→ **Set exercise**: Write out all of the entries exactly as given.

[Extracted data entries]
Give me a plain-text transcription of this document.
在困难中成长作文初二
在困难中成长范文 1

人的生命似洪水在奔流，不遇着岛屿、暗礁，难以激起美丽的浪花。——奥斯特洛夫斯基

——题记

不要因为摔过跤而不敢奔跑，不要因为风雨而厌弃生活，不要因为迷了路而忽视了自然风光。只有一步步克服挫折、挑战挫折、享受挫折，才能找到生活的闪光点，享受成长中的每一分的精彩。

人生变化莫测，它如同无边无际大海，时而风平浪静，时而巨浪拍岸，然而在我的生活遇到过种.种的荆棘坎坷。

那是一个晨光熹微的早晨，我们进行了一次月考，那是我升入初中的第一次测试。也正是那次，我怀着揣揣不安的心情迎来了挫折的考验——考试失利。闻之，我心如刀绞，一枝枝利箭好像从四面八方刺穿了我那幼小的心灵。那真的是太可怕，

→ **Correct response**:
Give me a plain-text transcription of this document.
在困难中成长作文初二
在困难中成长范文 1

人的生命似洪水在奔流，不遇着岛屿、暗礁，难以激起美丽的浪花。——奥斯特洛夫斯基

——题记

不要因为摔过跤而不敢奔跑，不要因为风雨而厌弃生活，不要因为迷了路而忽视了自然风光。只有一步步克服挫折、挑战挫折、享受挫折，才能找到生活的闪光点，享受成长中的每一分的精彩。

人生变化莫测，它如同无边无际大海，时而风平浪静，时而巨浪拍岸，然而在我的生活遇到过种.种的荆棘坎坷。

那是一个晨光熹微的早晨，我们进行了一次月考，那是我升入初中的第一次测试。也正是那次，我怀着揣揣不安的心情迎来了挫折的考验——考试失利。闻之，我心如刀绞，一枝枝利箭好像从四面八方刺穿了我那幼小的心灵。那真的是太可怕，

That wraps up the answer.